┌─ Raw records

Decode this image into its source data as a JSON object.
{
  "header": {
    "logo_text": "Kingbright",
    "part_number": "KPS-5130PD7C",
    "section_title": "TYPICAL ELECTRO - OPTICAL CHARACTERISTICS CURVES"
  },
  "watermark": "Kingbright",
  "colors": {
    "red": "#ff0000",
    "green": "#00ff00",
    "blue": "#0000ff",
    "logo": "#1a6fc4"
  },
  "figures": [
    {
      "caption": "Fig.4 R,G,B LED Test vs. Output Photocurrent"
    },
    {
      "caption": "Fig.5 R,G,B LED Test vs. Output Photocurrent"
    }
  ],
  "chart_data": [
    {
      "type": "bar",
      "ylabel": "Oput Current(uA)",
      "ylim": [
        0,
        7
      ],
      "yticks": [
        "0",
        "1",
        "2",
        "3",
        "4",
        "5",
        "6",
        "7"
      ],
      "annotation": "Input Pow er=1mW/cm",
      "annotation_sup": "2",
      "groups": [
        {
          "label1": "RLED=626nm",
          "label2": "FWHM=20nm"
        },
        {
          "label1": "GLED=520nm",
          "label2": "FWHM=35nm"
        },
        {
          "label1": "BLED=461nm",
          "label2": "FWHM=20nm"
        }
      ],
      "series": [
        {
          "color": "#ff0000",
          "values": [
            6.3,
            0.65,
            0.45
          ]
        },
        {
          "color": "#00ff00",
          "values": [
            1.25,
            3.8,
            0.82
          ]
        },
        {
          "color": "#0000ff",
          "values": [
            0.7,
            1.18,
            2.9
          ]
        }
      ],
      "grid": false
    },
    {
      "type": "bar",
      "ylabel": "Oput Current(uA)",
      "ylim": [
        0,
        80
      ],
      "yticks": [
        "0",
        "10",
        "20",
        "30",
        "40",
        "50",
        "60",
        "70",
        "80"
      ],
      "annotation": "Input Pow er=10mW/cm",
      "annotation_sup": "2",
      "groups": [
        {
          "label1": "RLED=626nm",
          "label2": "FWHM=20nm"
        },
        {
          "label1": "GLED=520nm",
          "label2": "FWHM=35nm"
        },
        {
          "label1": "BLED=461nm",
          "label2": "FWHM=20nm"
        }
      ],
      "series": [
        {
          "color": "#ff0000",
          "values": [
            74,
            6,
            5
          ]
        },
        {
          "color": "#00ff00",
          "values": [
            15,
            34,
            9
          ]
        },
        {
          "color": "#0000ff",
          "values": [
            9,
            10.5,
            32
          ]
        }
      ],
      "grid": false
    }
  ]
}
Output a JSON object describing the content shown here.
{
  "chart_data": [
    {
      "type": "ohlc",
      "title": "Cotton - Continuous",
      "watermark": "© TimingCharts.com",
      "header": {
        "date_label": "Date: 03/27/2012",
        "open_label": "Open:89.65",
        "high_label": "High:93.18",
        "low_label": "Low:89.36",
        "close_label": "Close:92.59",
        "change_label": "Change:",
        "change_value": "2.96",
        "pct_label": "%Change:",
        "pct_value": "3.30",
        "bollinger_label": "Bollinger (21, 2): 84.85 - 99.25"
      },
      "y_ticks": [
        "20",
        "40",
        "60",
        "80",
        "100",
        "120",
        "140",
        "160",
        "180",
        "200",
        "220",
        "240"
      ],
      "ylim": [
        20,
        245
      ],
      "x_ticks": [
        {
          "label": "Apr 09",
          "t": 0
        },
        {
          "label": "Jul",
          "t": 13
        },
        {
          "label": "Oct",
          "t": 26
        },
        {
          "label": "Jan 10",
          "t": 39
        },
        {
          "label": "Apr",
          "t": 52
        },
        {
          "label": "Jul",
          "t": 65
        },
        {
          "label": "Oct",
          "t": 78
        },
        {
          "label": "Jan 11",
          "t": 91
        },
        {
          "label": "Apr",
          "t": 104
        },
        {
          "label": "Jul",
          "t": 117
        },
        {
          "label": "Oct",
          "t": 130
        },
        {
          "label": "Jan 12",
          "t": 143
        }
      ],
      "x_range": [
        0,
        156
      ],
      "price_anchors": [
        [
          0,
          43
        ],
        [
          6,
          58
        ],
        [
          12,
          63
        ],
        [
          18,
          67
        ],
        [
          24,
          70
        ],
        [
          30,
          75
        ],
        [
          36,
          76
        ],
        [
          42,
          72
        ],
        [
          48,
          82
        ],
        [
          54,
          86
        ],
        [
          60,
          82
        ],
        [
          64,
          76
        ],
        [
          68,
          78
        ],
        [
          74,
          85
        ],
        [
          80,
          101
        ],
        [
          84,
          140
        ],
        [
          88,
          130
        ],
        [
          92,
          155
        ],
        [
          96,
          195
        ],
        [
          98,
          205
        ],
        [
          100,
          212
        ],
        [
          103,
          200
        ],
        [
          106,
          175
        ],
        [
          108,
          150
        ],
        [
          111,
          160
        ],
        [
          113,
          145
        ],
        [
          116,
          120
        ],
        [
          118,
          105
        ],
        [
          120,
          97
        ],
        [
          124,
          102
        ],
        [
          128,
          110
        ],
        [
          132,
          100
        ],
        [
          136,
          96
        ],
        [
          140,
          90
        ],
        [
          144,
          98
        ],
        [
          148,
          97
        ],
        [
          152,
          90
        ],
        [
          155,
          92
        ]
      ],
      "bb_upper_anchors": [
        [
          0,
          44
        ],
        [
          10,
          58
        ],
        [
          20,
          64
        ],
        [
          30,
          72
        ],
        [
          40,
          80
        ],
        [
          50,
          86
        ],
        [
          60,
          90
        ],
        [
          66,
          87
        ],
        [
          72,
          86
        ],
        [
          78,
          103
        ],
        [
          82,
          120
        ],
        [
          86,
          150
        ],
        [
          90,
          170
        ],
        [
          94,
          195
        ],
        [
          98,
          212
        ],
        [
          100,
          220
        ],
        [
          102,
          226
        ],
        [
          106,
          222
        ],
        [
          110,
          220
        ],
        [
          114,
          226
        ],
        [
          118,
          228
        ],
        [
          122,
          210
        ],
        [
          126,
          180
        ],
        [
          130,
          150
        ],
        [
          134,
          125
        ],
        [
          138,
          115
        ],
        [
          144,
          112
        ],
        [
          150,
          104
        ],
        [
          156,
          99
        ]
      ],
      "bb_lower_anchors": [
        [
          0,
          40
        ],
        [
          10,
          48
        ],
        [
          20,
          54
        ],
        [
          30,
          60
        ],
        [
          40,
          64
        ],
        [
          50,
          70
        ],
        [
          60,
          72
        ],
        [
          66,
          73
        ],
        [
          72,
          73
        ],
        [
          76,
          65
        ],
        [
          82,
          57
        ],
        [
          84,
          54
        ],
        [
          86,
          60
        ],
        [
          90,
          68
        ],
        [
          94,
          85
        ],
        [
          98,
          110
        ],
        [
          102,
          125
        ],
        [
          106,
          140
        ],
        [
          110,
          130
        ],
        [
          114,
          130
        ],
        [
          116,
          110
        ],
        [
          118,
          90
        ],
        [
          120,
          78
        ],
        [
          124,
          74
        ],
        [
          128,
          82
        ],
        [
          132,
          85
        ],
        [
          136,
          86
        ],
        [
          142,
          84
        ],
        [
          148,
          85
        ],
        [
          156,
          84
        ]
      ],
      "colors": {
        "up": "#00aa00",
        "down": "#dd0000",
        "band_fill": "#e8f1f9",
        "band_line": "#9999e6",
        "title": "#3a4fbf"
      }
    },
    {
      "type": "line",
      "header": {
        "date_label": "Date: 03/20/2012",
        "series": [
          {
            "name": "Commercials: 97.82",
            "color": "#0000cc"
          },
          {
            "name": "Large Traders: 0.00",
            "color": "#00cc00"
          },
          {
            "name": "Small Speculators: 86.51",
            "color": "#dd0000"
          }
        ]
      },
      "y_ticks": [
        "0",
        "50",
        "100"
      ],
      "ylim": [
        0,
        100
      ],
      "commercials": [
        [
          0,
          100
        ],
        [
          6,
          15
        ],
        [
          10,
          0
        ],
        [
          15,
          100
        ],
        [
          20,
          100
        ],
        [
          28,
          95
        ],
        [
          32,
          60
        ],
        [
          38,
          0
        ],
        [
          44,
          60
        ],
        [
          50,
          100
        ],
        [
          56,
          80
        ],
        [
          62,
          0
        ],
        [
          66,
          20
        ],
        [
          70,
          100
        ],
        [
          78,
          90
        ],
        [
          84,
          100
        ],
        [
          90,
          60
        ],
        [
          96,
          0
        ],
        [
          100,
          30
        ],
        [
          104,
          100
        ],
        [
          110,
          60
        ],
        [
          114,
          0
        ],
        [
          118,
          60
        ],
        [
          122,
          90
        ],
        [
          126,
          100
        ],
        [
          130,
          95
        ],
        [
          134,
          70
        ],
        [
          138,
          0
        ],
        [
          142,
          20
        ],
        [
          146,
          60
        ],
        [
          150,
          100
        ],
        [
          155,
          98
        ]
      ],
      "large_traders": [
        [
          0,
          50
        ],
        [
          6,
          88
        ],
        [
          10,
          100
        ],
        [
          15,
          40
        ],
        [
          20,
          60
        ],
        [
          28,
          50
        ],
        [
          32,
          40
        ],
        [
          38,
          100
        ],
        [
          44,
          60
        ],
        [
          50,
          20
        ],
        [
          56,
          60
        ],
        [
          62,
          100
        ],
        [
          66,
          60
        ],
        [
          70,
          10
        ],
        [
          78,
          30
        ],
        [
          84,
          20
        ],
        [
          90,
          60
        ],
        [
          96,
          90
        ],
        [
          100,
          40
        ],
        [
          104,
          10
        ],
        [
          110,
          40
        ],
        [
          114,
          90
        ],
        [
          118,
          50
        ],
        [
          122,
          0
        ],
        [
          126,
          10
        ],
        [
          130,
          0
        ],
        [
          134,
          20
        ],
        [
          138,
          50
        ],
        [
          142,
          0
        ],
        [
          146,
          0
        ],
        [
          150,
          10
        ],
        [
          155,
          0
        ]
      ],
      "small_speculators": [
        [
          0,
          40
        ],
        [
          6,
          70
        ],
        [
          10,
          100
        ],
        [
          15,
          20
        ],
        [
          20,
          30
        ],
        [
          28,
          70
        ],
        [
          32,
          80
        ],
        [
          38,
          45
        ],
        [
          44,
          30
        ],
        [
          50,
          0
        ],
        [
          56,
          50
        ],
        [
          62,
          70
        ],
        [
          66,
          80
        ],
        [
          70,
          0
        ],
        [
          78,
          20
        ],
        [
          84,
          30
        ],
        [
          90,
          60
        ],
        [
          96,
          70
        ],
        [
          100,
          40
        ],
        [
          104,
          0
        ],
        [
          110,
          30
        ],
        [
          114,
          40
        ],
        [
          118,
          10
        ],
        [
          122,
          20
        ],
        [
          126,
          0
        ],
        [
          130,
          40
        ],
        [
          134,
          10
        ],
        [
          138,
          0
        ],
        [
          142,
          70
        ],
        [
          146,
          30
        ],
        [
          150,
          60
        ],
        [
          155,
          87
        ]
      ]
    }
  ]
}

└─

◆ The exercise ◆
From the data above, show each line that contains "Date".

◆ Task answer ◆
        "date_label": "Date: 03/27/2012",
        "date_label": "Date: 03/20/2012",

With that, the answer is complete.